(THE PROBLEM)
In the article about the fatigue monitor integration, reproduce the passage that begins at the words "Spectrum Fatigue, a" and stops after "fatigue management solution.", substituting "construction industry" for "mining industry".

(ARTICLE)
★ ★ ★ ★ ★

Spectrum Fatigue, a South Africa based company focused on the mining industry and the distributor of both the Raveon RavTrack real-time GPS tracking system and the new HaoNai Industrial MR688 Driver Fatigue Monitor in South Africa, has successfully integrated the MR688 with Raveon’s  RV-M7 “GX” series wireless GPS/data transponder for its driver fatigue management solution.

The MR688 monitors the driver’s eyes for abnormal closure, indicating the driver may be overly fatigued, and sets an alarm condition accordingly.  The integration, using the digital output from the MR688 connected to the related digital input on the Raveon real-time GPS transponder, allows the transponder to transmit every Alarm/Siren from the MR688 to the mine site remote control room environment, along with precise position information, and immediately pinpoints the vehicle of concern on an operational map of the site.

★ ★ ★ ★ ★

(SOURCE EXCERPT)

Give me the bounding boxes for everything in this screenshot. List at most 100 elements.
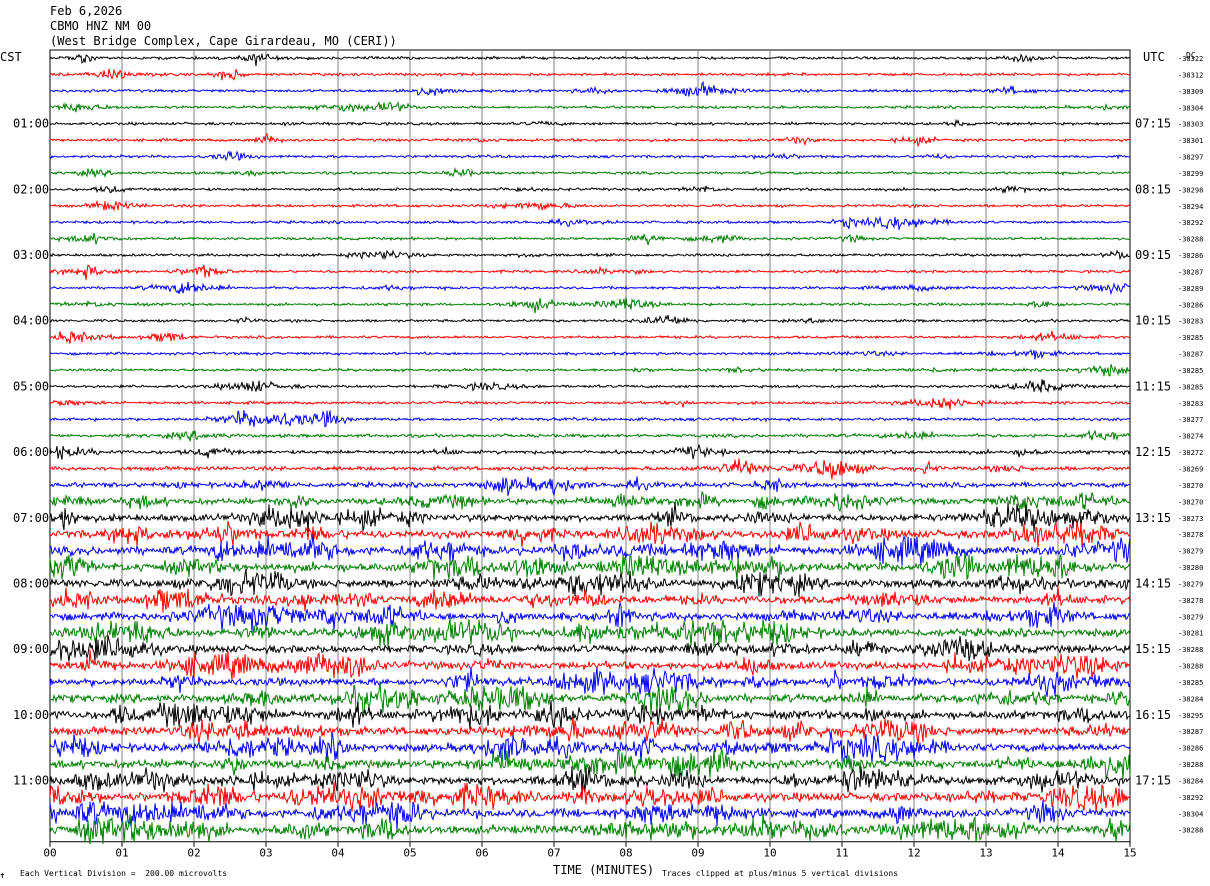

★ ★ ★ ★ ★

(ANSWER TO THIS PROBLEM)
Spectrum Fatigue, a South Africa based company focused on the construction industry and the distributor of both the Raveon RavTrack real-time GPS tracking system and the new HaoNai Industrial MR688 Driver Fatigue Monitor in South Africa, has successfully integrated the MR688 with Raveon’s  RV-M7 “GX” series wireless GPS/data transponder for its driver fatigue management solution.